_REQUIRED TASK_:
Copy every line in which the string "this" occurs.

Stored data entries:
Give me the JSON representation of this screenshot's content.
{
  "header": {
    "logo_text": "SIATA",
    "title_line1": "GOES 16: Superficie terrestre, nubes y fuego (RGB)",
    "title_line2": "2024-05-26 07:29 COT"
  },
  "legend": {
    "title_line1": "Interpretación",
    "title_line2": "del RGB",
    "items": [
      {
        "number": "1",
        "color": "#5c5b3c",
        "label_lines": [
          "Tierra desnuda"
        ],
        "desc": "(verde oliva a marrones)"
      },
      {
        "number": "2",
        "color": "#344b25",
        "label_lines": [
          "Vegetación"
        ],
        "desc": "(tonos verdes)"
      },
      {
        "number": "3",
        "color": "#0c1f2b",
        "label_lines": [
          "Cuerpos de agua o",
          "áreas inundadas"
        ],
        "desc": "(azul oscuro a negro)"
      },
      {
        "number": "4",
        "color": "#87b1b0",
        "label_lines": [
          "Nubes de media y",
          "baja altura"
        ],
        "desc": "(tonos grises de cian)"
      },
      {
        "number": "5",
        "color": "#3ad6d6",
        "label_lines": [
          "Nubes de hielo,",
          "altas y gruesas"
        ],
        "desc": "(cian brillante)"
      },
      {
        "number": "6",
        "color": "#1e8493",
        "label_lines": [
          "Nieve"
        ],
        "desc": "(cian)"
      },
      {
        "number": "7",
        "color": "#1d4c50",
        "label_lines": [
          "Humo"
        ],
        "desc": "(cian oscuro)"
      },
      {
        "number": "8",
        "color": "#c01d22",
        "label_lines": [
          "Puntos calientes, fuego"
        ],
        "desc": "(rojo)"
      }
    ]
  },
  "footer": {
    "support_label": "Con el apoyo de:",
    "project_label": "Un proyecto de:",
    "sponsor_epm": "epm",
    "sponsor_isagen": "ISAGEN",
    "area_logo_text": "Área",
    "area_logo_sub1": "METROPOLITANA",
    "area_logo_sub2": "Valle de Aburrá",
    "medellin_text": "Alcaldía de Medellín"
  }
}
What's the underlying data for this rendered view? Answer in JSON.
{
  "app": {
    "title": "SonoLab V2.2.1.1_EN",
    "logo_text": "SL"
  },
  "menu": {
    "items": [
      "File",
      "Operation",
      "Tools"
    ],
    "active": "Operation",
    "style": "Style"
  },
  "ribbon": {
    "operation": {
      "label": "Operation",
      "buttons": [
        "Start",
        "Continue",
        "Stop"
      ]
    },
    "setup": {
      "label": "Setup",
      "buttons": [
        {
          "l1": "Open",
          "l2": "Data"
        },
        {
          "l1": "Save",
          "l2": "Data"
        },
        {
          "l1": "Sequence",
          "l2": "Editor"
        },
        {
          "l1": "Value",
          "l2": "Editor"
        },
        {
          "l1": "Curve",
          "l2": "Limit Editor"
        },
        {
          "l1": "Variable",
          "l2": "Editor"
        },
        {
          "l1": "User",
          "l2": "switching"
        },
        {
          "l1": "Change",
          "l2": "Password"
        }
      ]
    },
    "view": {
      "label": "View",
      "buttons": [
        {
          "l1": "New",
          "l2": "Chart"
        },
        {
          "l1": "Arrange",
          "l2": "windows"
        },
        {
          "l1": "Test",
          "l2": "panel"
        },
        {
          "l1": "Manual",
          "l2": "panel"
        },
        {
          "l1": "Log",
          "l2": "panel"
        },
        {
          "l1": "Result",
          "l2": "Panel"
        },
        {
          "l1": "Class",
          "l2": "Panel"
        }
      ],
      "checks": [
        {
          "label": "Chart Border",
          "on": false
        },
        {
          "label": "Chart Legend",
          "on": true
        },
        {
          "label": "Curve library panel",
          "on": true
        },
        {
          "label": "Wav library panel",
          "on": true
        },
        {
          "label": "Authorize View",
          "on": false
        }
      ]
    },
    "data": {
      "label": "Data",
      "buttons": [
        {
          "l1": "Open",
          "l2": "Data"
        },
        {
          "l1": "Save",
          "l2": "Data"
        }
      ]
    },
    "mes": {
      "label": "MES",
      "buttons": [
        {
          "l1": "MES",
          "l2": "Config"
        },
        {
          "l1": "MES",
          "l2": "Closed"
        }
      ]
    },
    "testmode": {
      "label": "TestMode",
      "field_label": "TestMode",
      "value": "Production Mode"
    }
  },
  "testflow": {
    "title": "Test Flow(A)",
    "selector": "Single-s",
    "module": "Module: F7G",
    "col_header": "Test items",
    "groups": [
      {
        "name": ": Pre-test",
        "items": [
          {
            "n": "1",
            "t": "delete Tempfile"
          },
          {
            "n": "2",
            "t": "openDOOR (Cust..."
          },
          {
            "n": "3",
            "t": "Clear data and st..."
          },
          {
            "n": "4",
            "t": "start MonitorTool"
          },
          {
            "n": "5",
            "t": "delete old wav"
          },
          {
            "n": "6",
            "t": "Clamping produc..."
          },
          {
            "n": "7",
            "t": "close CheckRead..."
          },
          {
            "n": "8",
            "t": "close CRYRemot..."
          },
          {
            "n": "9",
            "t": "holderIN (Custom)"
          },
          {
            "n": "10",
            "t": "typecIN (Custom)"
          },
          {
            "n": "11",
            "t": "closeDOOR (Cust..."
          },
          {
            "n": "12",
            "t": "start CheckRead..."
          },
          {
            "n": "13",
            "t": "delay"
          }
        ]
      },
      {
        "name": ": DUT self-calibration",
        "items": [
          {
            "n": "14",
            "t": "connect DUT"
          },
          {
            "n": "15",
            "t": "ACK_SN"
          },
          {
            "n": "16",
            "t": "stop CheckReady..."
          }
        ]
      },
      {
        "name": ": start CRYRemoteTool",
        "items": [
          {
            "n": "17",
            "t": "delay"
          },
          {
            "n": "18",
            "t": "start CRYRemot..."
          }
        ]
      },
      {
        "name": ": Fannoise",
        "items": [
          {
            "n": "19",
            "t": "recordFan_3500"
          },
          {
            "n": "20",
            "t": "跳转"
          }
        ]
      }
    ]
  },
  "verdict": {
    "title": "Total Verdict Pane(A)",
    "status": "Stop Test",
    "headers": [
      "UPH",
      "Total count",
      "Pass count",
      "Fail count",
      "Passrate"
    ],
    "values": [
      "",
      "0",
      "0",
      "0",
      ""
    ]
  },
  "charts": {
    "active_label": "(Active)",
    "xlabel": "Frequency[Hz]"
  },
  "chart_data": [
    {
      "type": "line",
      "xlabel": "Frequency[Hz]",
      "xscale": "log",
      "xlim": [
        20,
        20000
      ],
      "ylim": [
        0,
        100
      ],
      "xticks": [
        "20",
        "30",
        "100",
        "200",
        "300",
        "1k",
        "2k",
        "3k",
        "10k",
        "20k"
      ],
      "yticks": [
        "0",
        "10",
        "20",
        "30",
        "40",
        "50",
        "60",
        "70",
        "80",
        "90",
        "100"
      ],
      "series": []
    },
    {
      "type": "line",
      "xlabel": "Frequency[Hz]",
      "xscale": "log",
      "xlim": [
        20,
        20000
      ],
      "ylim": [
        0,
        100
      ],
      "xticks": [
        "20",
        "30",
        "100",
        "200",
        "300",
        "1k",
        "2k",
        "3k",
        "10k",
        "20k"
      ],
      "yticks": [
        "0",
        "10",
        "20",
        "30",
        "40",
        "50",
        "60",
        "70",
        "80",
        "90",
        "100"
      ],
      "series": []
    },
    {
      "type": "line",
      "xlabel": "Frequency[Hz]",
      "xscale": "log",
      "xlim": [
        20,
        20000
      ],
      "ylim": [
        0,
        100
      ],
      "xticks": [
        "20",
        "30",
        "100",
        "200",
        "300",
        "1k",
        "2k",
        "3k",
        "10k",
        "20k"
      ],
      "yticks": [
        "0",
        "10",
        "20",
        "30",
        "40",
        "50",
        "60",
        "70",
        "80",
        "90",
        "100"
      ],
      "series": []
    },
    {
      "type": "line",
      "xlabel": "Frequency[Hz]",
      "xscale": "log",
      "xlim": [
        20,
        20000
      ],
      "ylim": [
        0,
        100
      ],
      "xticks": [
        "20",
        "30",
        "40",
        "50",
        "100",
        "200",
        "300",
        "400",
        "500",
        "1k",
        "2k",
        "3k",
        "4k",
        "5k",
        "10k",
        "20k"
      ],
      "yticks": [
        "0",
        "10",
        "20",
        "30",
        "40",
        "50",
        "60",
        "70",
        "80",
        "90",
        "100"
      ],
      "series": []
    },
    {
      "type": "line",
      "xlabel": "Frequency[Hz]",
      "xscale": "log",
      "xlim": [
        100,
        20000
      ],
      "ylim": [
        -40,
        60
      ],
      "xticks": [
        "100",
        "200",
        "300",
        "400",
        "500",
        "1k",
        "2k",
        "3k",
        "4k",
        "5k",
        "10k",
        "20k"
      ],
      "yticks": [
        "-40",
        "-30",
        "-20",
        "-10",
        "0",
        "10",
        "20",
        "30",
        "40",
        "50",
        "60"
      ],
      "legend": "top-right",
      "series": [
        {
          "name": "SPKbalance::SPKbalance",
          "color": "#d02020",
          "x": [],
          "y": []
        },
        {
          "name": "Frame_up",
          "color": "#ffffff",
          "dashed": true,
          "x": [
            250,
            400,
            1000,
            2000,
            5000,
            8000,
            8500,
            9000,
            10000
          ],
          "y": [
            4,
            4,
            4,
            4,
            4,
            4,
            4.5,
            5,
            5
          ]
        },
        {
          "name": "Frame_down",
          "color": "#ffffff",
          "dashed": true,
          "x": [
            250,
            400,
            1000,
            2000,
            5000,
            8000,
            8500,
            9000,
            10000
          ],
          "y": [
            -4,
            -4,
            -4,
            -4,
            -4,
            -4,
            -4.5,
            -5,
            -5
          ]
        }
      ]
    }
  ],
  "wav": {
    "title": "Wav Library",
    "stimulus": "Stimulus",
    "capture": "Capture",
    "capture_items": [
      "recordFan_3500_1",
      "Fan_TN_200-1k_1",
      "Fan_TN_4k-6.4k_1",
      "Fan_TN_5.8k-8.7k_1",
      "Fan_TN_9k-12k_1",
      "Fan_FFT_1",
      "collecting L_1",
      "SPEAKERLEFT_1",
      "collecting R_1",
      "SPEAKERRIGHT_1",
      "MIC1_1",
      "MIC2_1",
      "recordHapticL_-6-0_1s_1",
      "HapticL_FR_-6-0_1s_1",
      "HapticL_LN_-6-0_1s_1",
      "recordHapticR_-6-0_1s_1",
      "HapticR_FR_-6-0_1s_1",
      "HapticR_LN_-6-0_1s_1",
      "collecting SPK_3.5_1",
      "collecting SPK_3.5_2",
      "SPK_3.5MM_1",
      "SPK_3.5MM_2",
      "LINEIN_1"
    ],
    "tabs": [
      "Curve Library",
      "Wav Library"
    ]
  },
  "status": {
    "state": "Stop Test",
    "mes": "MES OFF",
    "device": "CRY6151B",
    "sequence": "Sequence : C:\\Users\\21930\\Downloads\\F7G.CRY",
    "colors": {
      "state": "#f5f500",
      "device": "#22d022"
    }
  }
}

_TASK ANSWER_:
Give me the JSON representation of this screenshot's content.
What's the underlying data for this rendered view? Answer in JSON.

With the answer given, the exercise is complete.